Copy every record below, exactly as written.
#### Exercise inputs ####
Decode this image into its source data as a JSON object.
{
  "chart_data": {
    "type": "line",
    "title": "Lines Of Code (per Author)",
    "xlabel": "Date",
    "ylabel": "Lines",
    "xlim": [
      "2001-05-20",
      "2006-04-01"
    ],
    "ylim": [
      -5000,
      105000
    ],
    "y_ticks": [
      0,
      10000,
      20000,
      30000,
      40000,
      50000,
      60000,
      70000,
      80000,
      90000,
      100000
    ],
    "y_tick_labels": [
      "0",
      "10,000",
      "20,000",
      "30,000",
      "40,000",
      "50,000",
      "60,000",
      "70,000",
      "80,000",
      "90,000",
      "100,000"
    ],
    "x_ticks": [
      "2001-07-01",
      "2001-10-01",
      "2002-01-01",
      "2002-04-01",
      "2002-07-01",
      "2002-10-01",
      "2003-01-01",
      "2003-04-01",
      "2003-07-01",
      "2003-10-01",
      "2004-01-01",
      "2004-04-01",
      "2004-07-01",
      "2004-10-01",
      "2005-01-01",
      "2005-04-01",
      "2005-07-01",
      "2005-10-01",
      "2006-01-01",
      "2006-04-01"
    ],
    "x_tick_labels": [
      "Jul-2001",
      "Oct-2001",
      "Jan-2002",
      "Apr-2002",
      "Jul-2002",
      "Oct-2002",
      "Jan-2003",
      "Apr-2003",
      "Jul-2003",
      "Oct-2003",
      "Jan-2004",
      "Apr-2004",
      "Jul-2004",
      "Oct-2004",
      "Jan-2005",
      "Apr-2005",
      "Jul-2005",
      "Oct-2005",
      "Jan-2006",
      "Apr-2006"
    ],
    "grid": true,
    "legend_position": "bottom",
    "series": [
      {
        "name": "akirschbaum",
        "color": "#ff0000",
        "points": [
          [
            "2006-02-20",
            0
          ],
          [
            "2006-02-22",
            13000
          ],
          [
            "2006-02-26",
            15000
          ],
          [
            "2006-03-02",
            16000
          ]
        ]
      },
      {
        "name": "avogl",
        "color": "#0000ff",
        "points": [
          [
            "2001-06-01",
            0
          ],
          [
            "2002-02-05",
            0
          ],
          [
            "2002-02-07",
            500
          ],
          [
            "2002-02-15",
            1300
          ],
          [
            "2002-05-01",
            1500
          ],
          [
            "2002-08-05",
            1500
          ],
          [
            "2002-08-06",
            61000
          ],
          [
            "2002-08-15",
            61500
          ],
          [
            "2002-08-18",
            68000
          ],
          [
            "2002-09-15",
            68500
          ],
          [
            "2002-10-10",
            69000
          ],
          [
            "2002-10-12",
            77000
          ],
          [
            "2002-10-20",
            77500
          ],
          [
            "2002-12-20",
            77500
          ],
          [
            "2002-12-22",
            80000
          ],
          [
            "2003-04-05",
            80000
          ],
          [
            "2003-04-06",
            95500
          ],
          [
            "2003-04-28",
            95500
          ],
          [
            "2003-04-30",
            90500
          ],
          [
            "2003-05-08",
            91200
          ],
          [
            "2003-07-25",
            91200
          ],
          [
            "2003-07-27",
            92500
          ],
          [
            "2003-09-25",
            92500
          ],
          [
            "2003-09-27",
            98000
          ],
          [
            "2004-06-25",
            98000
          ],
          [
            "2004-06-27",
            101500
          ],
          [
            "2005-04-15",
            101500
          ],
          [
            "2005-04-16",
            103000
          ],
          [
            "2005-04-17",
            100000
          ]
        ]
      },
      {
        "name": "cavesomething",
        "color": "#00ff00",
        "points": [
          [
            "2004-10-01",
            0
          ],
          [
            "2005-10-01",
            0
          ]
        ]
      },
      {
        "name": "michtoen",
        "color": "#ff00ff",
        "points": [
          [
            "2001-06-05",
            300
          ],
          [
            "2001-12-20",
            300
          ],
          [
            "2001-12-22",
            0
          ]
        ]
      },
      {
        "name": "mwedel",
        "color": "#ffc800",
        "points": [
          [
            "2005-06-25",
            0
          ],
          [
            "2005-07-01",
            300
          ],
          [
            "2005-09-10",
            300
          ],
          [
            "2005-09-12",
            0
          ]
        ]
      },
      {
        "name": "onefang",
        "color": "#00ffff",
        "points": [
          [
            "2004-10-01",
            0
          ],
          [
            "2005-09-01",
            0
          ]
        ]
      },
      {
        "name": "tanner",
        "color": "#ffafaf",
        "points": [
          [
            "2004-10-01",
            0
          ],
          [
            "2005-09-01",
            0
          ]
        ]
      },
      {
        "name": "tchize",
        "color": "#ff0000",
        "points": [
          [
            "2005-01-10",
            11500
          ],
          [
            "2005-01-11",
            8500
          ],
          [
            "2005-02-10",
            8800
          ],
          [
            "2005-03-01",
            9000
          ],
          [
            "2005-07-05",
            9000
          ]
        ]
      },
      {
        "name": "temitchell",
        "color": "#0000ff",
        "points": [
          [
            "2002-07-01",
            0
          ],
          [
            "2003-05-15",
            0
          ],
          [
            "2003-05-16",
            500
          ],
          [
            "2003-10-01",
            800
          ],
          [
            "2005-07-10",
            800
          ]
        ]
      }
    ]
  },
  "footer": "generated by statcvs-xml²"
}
####
» Response to this task:
Decode this image into its source data as a JSON object.
{
  "chart_data": {
    "type": "line",
    "title": "Lines Of Code (per Author)",
    "xlabel": "Date",
    "ylabel": "Lines",
    "xlim": [
      "2001-05-20",
      "2006-04-01"
    ],
    "ylim": [
      -5000,
      105000
    ],
    "y_ticks": [
      0,
      10000,
      20000,
      30000,
      40000,
      50000,
      60000,
      70000,
      80000,
      90000,
      100000
    ],
    "y_tick_labels": [
      "0",
      "10,000",
      "20,000",
      "30,000",
      "40,000",
      "50,000",
      "60,000",
      "70,000",
      "80,000",
      "90,000",
      "100,000"
    ],
    "x_ticks": [
      "2001-07-01",
      "2001-10-01",
      "2002-01-01",
      "2002-04-01",
      "2002-07-01",
      "2002-10-01",
      "2003-01-01",
      "2003-04-01",
      "2003-07-01",
      "2003-10-01",
      "2004-01-01",
      "2004-04-01",
      "2004-07-01",
      "2004-10-01",
      "2005-01-01",
      "2005-04-01",
      "2005-07-01",
      "2005-10-01",
      "2006-01-01",
      "2006-04-01"
    ],
    "x_tick_labels": [
      "Jul-2001",
      "Oct-2001",
      "Jan-2002",
      "Apr-2002",
      "Jul-2002",
      "Oct-2002",
      "Jan-2003",
      "Apr-2003",
      "Jul-2003",
      "Oct-2003",
      "Jan-2004",
      "Apr-2004",
      "Jul-2004",
      "Oct-2004",
      "Jan-2005",
      "Apr-2005",
      "Jul-2005",
      "Oct-2005",
      "Jan-2006",
      "Apr-2006"
    ],
    "grid": true,
    "legend_position": "bottom",
    "series": [
      {
        "name": "akirschbaum",
        "color": "#ff0000",
        "points": [
          [
            "2006-02-20",
            0
          ],
          [
            "2006-02-22",
            13000
          ],
          [
            "2006-02-26",
            15000
          ],
          [
            "2006-03-02",
            16000
          ]
        ]
      },
      {
        "name": "avogl",
        "color": "#0000ff",
        "points": [
          [
            "2001-06-01",
            0
          ],
          [
            "2002-02-05",
            0
          ],
          [
            "2002-02-07",
            500
          ],
          [
            "2002-02-15",
            1300
          ],
          [
            "2002-05-01",
            1500
          ],
          [
            "2002-08-05",
            1500
          ],
          [
            "2002-08-06",
            61000
          ],
          [
            "2002-08-15",
            61500
          ],
          [
            "2002-08-18",
            68000
          ],
          [
            "2002-09-15",
            68500
          ],
          [
            "2002-10-10",
            69000
          ],
          [
            "2002-10-12",
            77000
          ],
          [
            "2002-10-20",
            77500
          ],
          [
            "2002-12-20",
            77500
          ],
          [
            "2002-12-22",
            80000
          ],
          [
            "2003-04-05",
            80000
          ],
          [
            "2003-04-06",
            95500
          ],
          [
            "2003-04-28",
            95500
          ],
          [
            "2003-04-30",
            90500
          ],
          [
            "2003-05-08",
            91200
          ],
          [
            "2003-07-25",
            91200
          ],
          [
            "2003-07-27",
            92500
          ],
          [
            "2003-09-25",
            92500
          ],
          [
            "2003-09-27",
            98000
          ],
          [
            "2004-06-25",
            98000
          ],
          [
            "2004-06-27",
            101500
          ],
          [
            "2005-04-15",
            101500
          ],
          [
            "2005-04-16",
            103000
          ],
          [
            "2005-04-17",
            100000
          ]
        ]
      },
      {
        "name": "cavesomething",
        "color": "#00ff00",
        "points": [
          [
            "2004-10-01",
            0
          ],
          [
            "2005-10-01",
            0
          ]
        ]
      },
      {
        "name": "michtoen",
        "color": "#ff00ff",
        "points": [
          [
            "2001-06-05",
            300
          ],
          [
            "2001-12-20",
            300
          ],
          [
            "2001-12-22",
            0
          ]
        ]
      },
      {
        "name": "mwedel",
        "color": "#ffc800",
        "points": [
          [
            "2005-06-25",
            0
          ],
          [
            "2005-07-01",
            300
          ],
          [
            "2005-09-10",
            300
          ],
          [
            "2005-09-12",
            0
          ]
        ]
      },
      {
        "name": "onefang",
        "color": "#00ffff",
        "points": [
          [
            "2004-10-01",
            0
          ],
          [
            "2005-09-01",
            0
          ]
        ]
      },
      {
        "name": "tanner",
        "color": "#ffafaf",
        "points": [
          [
            "2004-10-01",
            0
          ],
          [
            "2005-09-01",
            0
          ]
        ]
      },
      {
        "name": "tchize",
        "color": "#ff0000",
        "points": [
          [
            "2005-01-10",
            11500
          ],
          [
            "2005-01-11",
            8500
          ],
          [
            "2005-02-10",
            8800
          ],
          [
            "2005-03-01",
            9000
          ],
          [
            "2005-07-05",
            9000
          ]
        ]
      },
      {
        "name": "temitchell",
        "color": "#0000ff",
        "points": [
          [
            "2002-07-01",
            0
          ],
          [
            "2003-05-15",
            0
          ],
          [
            "2003-05-16",
            500
          ],
          [
            "2003-10-01",
            800
          ],
          [
            "2005-07-10",
            800
          ]
        ]
      }
    ]
  },
  "footer": "generated by statcvs-xml²"
}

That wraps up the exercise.